[Dataset items]
+++
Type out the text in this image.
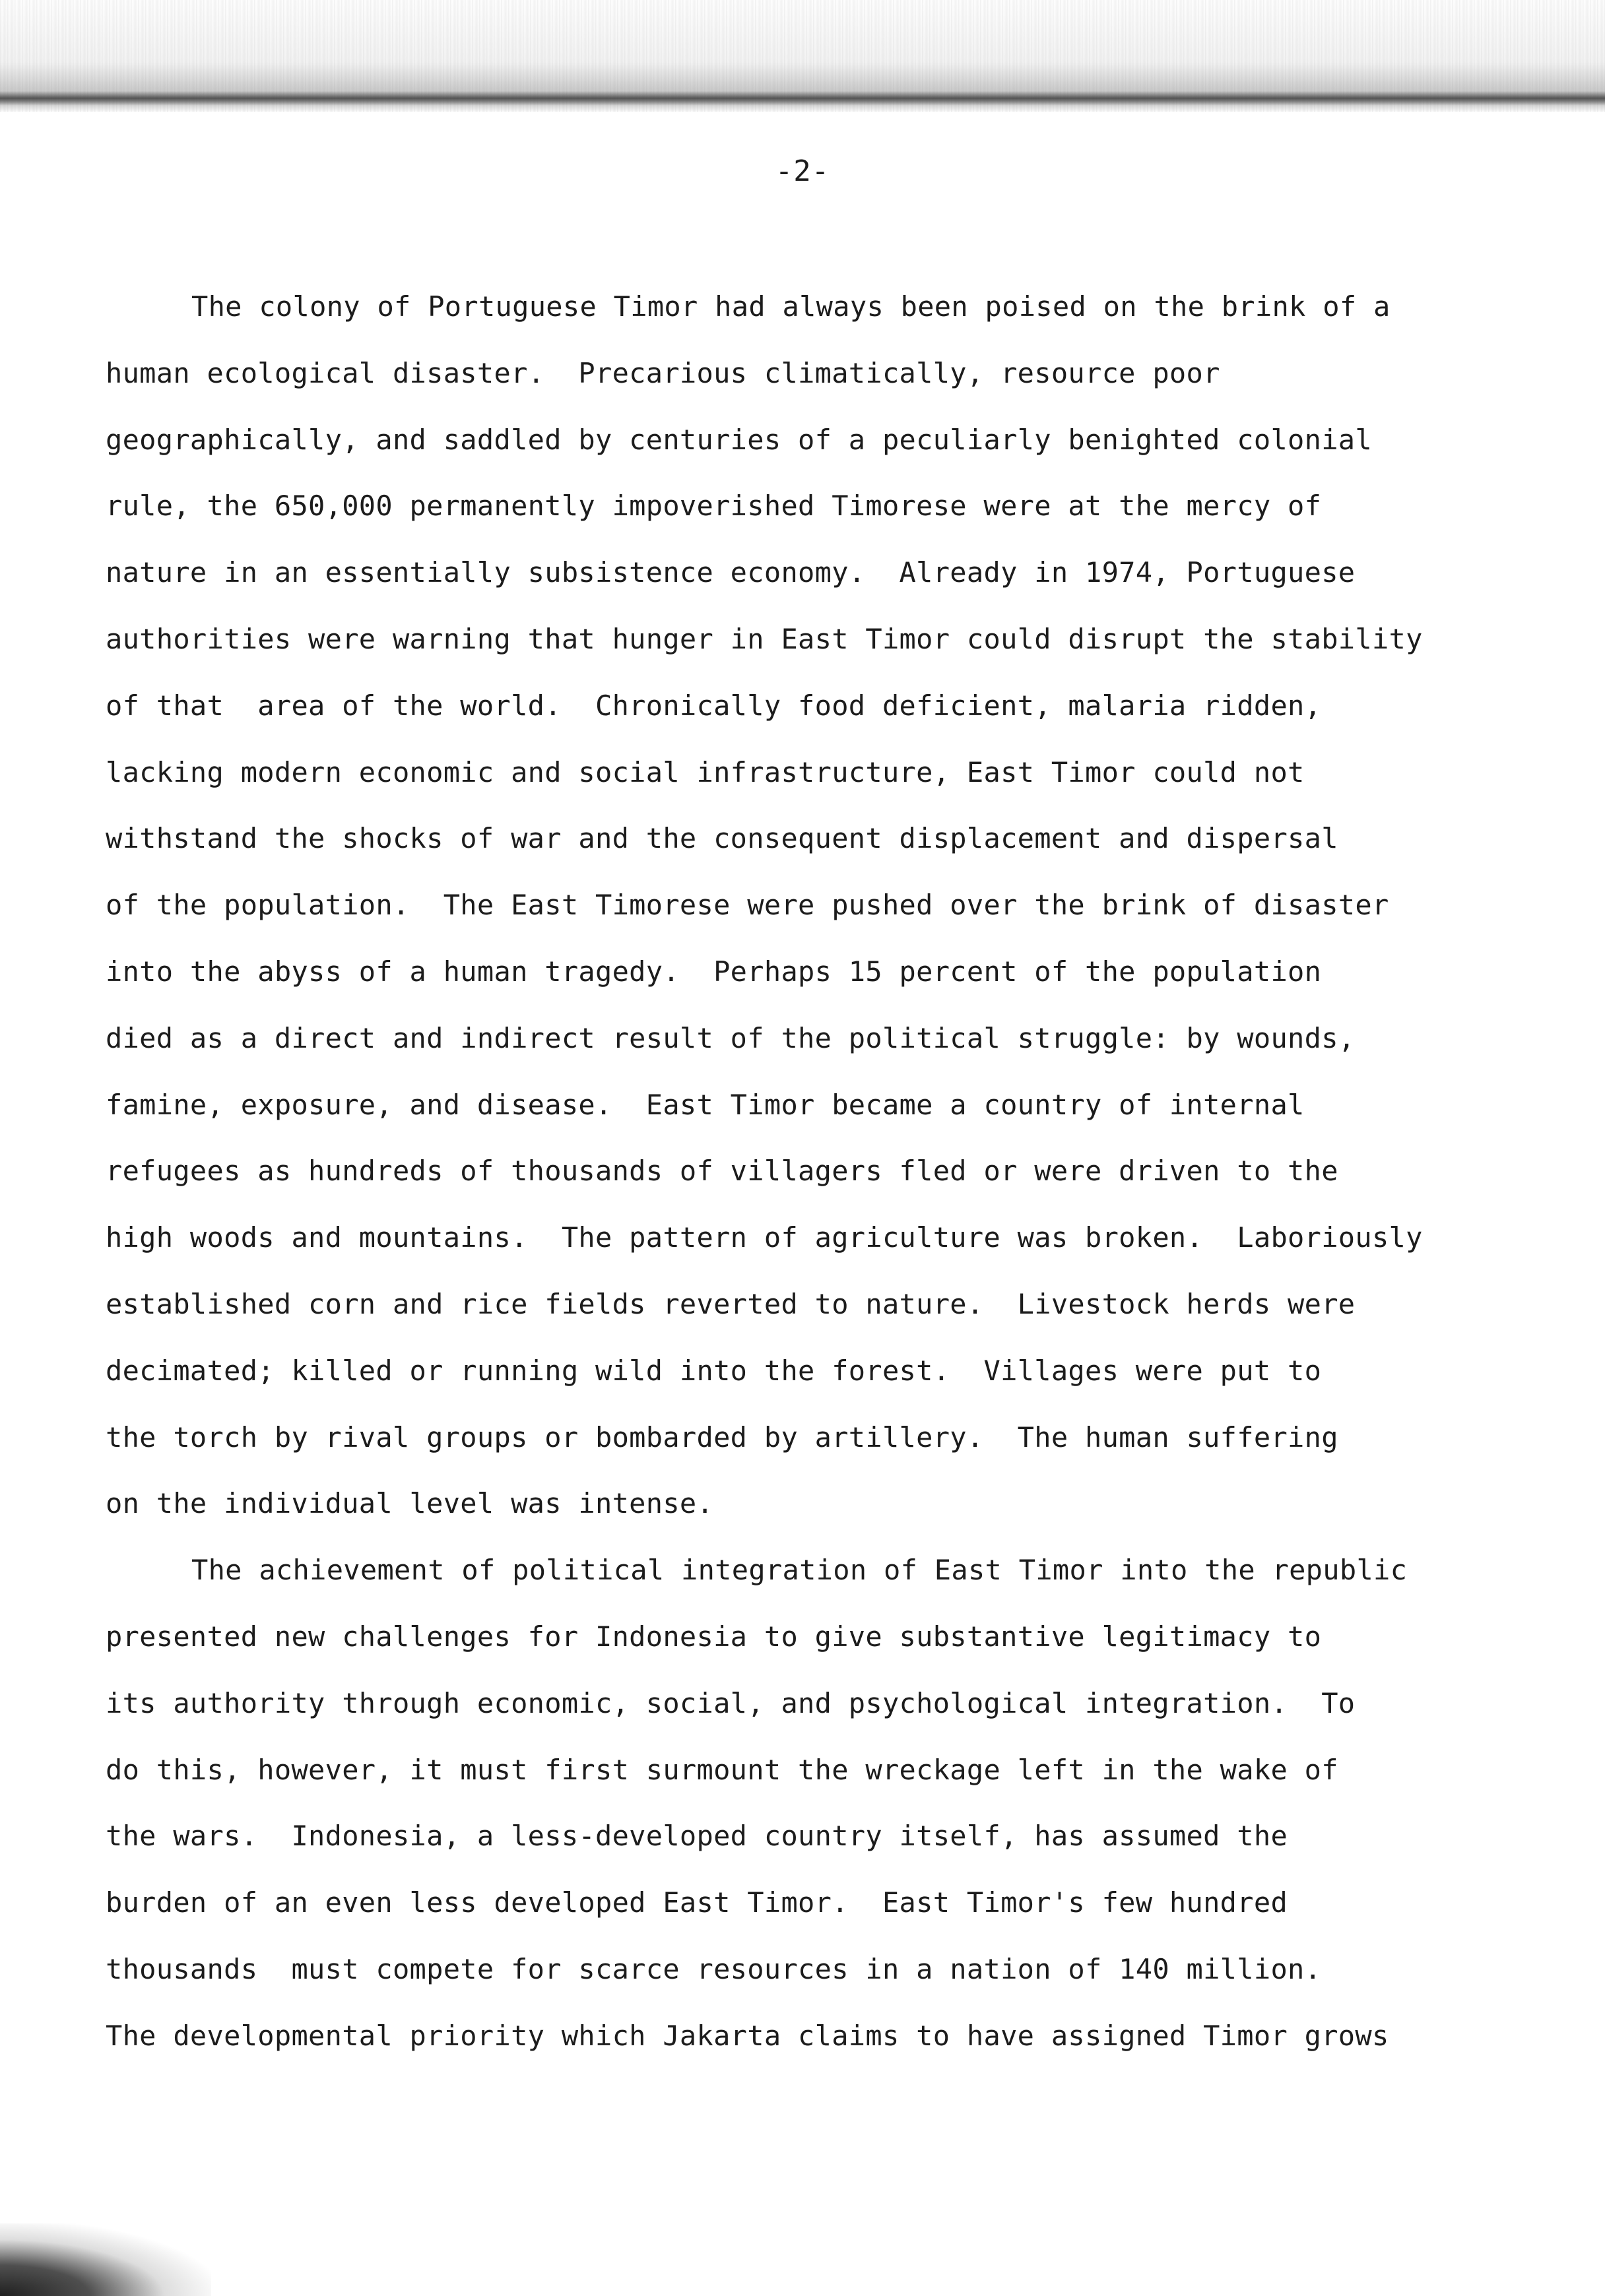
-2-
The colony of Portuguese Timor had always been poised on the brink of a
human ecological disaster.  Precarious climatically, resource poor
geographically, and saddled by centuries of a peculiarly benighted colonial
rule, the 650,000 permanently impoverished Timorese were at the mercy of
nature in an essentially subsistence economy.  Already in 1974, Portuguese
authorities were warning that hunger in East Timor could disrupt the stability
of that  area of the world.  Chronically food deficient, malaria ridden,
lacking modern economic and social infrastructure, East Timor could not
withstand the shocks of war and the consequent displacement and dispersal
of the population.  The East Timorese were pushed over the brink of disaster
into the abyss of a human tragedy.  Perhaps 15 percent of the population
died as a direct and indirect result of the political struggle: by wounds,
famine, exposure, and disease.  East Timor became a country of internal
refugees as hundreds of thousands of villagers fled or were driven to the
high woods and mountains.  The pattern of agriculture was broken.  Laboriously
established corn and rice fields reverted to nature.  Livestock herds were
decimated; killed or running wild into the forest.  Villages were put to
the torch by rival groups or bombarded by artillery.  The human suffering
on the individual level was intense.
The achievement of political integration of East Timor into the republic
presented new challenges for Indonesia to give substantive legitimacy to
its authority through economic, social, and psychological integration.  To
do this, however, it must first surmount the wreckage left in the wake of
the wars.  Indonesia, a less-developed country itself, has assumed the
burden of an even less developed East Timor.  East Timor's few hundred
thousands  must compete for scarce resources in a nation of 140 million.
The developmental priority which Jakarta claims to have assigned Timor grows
+++
◆ What is asked: Return each line of the listing that holds the string "population".

◆ Task result:
of the population.  The East Timorese were pushed over the brink of disaster
into the abyss of a human tragedy.  Perhaps 15 percent of the population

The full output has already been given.